---------- Recorded information
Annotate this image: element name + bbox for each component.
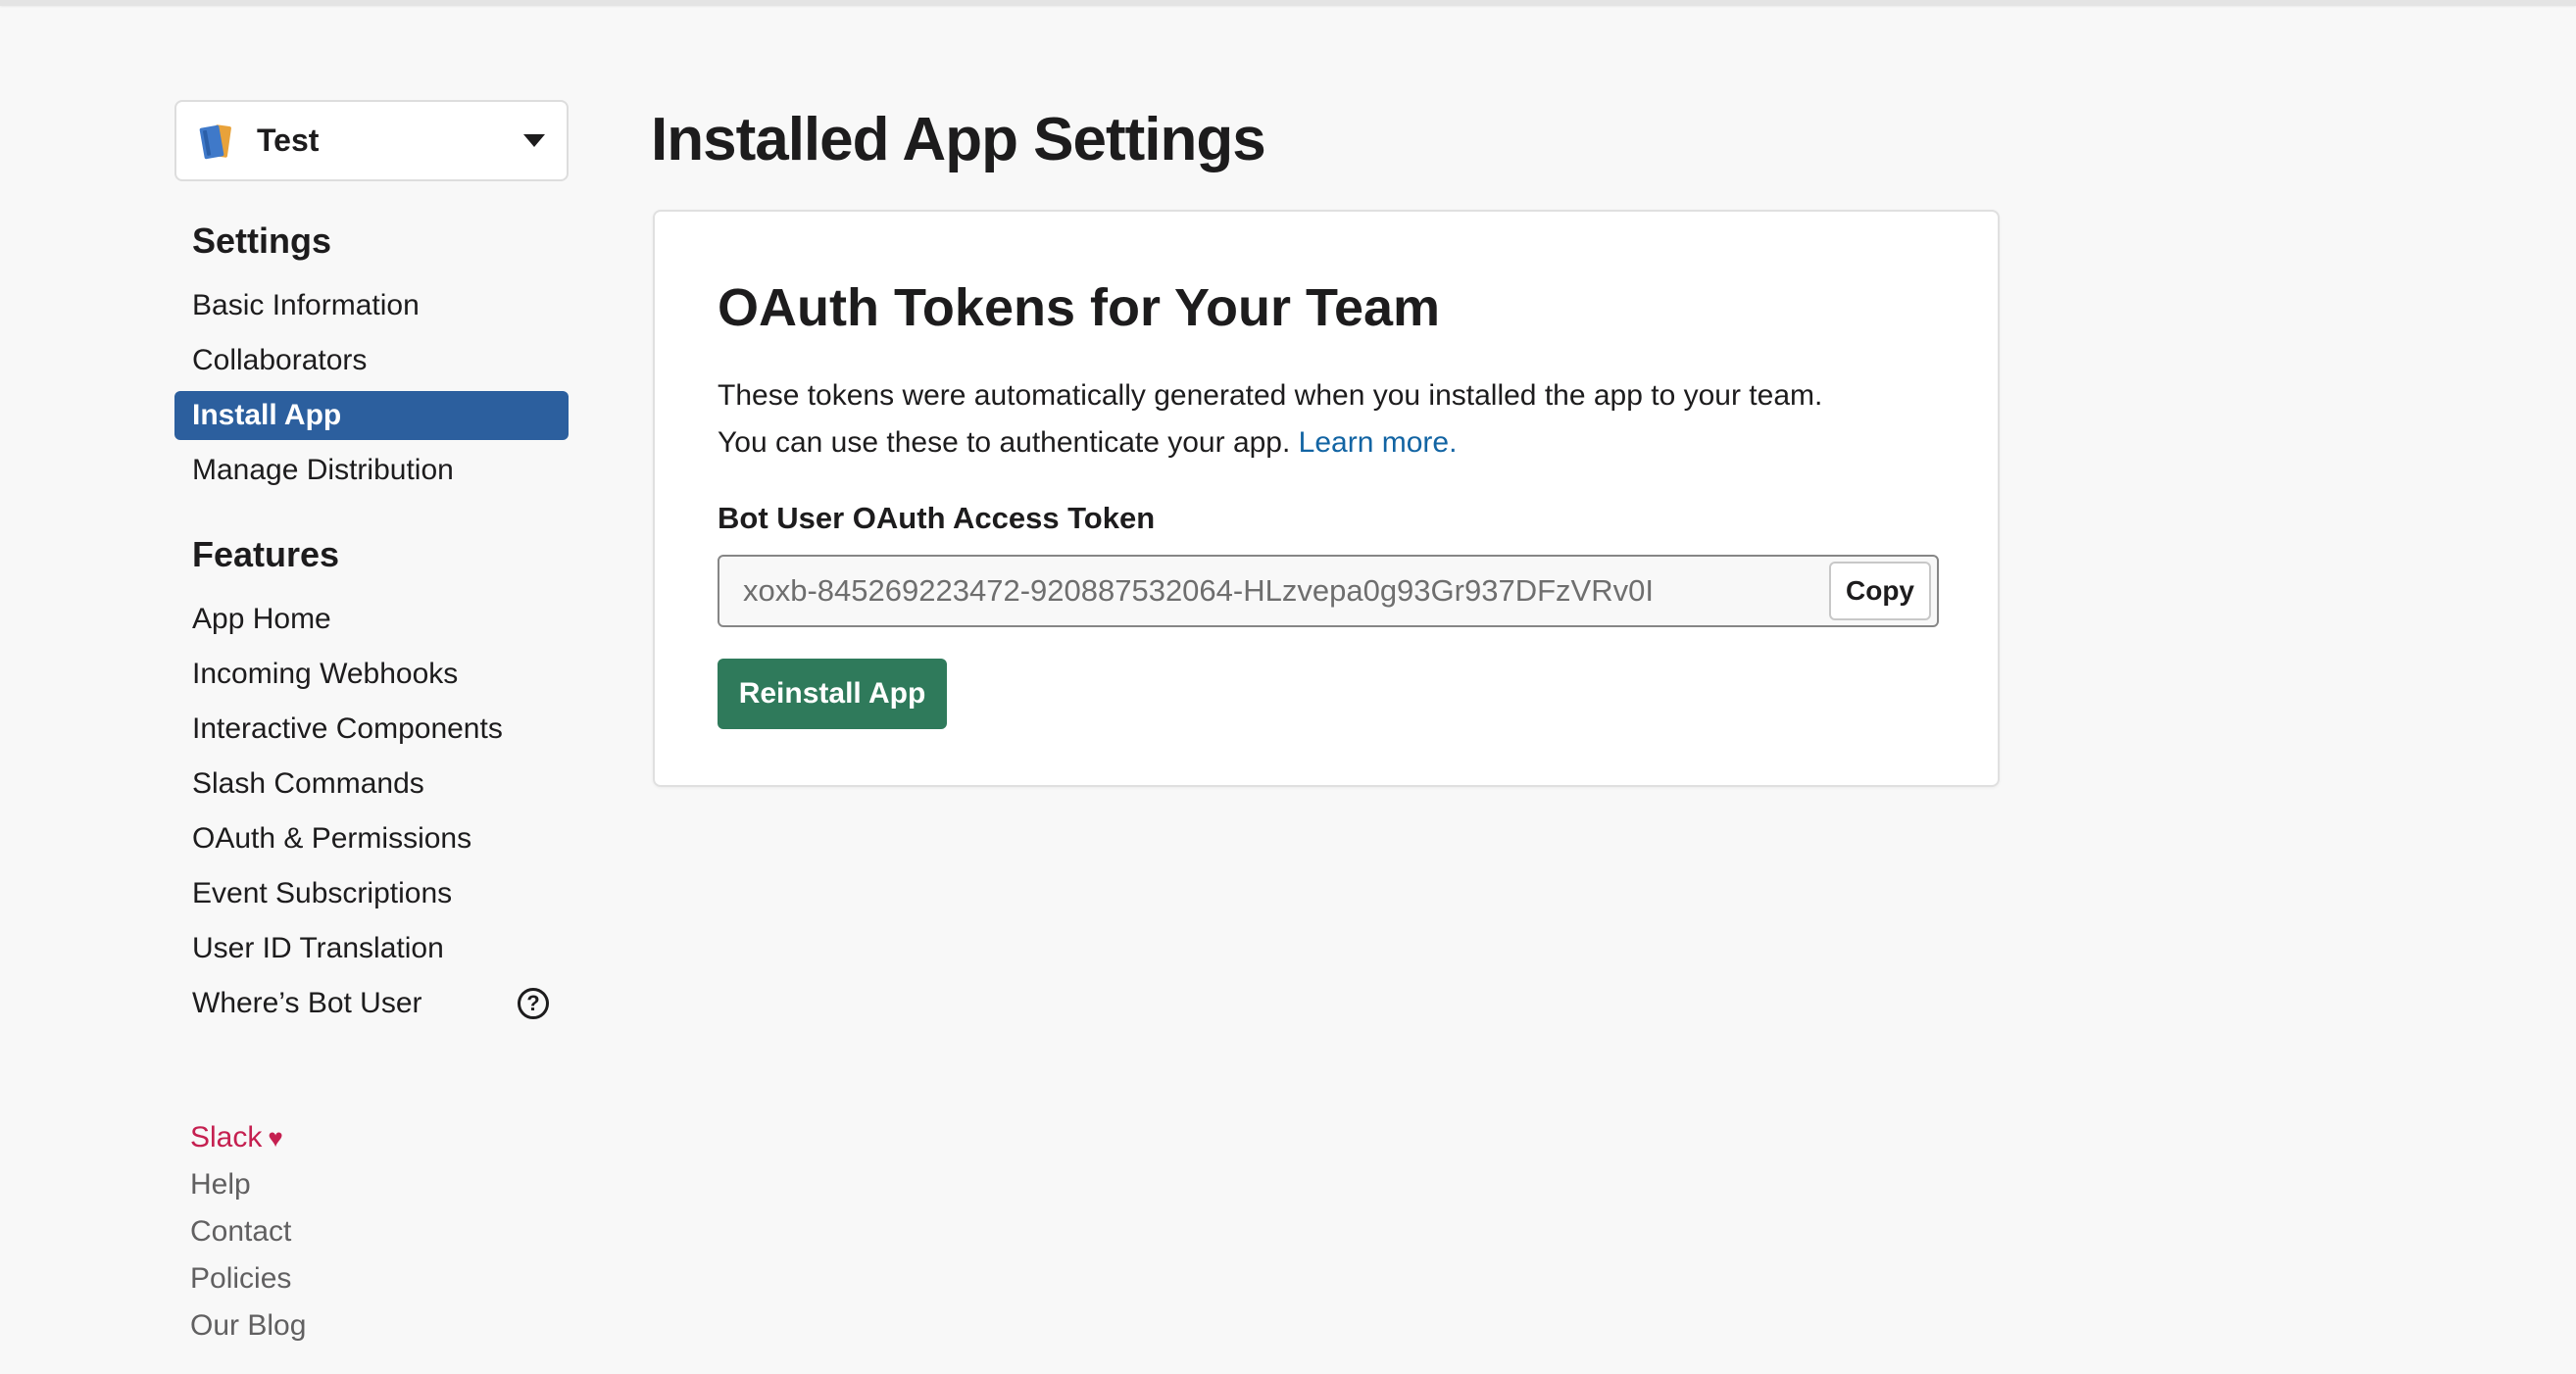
sidebar-item-label: Manage Distribution — [192, 454, 454, 486]
sidebar-item-wheres-bot-user[interactable]: Where’s Bot User ? — [174, 979, 569, 1028]
features-nav: App Home Incoming Webhooks Interactive C… — [174, 595, 569, 1028]
sidebar-item-event-subscriptions[interactable]: Event Subscriptions — [174, 869, 569, 918]
settings-heading: Settings — [192, 221, 332, 261]
sidebar-item-label: Collaborators — [192, 344, 368, 376]
sidebar-item-basic-information[interactable]: Basic Information — [174, 281, 569, 330]
sidebar-item-label: Where’s Bot User — [192, 987, 422, 1019]
settings-nav: Basic Information Collaborators Install … — [174, 281, 569, 495]
sidebar-item-label: App Home — [192, 603, 331, 635]
token-label: Bot User OAuth Access Token — [718, 501, 1156, 535]
sidebar-item-label: OAuth & Permissions — [192, 822, 472, 855]
sidebar-item-label: Install App — [192, 399, 342, 431]
sidebar-item-label: Basic Information — [192, 289, 420, 321]
footer-link-our-blog[interactable]: Our Blog — [190, 1302, 569, 1349]
footer-brand-label: Slack — [190, 1121, 263, 1153]
description-line-1: These tokens were automatically generate… — [718, 379, 1823, 412]
sidebar-item-label: Incoming Webhooks — [192, 658, 459, 690]
features-heading: Features — [192, 534, 340, 574]
card-title: OAuth Tokens for Your Team — [718, 278, 1441, 337]
sidebar-item-label: Slash Commands — [192, 767, 424, 800]
sidebar-item-label: Interactive Components — [192, 712, 503, 745]
app-switcher[interactable]: Test — [174, 100, 569, 181]
sidebar-item-app-home[interactable]: App Home — [174, 595, 569, 644]
page-title: Installed App Settings — [651, 106, 1266, 173]
footer-link-contact[interactable]: Contact — [190, 1208, 569, 1255]
sidebar-item-install-app[interactable]: Install App — [174, 391, 569, 440]
learn-more-link[interactable]: Learn more. — [1299, 426, 1458, 459]
sidebar-item-user-id-translation[interactable]: User ID Translation — [174, 924, 569, 973]
description-line-2: You can use these to authenticate your a… — [718, 426, 1291, 459]
sidebar-item-incoming-webhooks[interactable]: Incoming Webhooks — [174, 650, 569, 699]
sidebar-item-slash-commands[interactable]: Slash Commands — [174, 760, 569, 809]
copy-button[interactable]: Copy — [1829, 562, 1931, 620]
footer-links: Slack ♥ Help Contact Policies Our Blog — [174, 1114, 569, 1349]
app-book-icon — [196, 121, 237, 162]
card-description: These tokens were automatically generate… — [718, 372, 1935, 466]
footer-link-slack[interactable]: Slack ♥ — [190, 1114, 569, 1161]
token-input[interactable] — [743, 573, 1829, 609]
sidebar-item-interactive-components[interactable]: Interactive Components — [174, 705, 569, 754]
app-name: Test — [257, 123, 320, 158]
sidebar-item-label: Event Subscriptions — [192, 877, 453, 909]
sidebar-item-oauth-permissions[interactable]: OAuth & Permissions — [174, 814, 569, 863]
sidebar-item-manage-distribution[interactable]: Manage Distribution — [174, 446, 569, 495]
sidebar: Test Settings Basic Information Collabor… — [174, 100, 569, 1349]
caret-down-icon[interactable] — [523, 134, 545, 147]
heart-icon: ♥ — [268, 1123, 283, 1153]
footer-link-help[interactable]: Help — [190, 1161, 569, 1208]
reinstall-app-button[interactable]: Reinstall App — [718, 659, 947, 729]
help-circle-icon[interactable]: ? — [518, 988, 549, 1019]
oauth-tokens-card: OAuth Tokens for Your Team These tokens … — [653, 210, 2000, 787]
token-field: Copy — [718, 555, 1939, 627]
footer-link-policies[interactable]: Policies — [190, 1255, 569, 1302]
top-border — [0, 0, 2576, 6]
sidebar-item-collaborators[interactable]: Collaborators — [174, 336, 569, 385]
sidebar-item-label: User ID Translation — [192, 932, 444, 964]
--------------------
**Requirements**. Lay out the entries as a numbered list, leaving out any blank lines, running from the line with "sidebar-item-label: Manage Distribution" up to and including the line with "sidebar-item-label: OAuth &".

**Right answer**.
1. sidebar-item-label: Manage Distribution — [192, 454, 454, 486]
2. sidebar-item-wheres-bot-user[interactable]: Where’s Bot User ? — [174, 979, 569, 1028]
3. features-nav: App Home Incoming Webhooks Interactive C… — [174, 595, 569, 1028]
4. sidebar-item-event-subscriptions[interactable]: Event Subscriptions — [174, 869, 569, 918]
5. settings-heading: Settings — [192, 221, 332, 261]
6. sidebar-item-label: Collaborators — [192, 344, 368, 376]
7. sidebar-item-basic-information[interactable]: Basic Information — [174, 281, 569, 330]
8. sidebar-item-label: Where’s Bot User — [192, 987, 422, 1019]
9. settings-nav: Basic Information Collaborators Install … — [174, 281, 569, 495]
10. sidebar-item-label: App Home — [192, 603, 331, 635]
11. token-label: Bot User OAuth Access Token — [718, 501, 1156, 535]
12. sidebar-item-label: OAuth & Permissions — [192, 822, 472, 855]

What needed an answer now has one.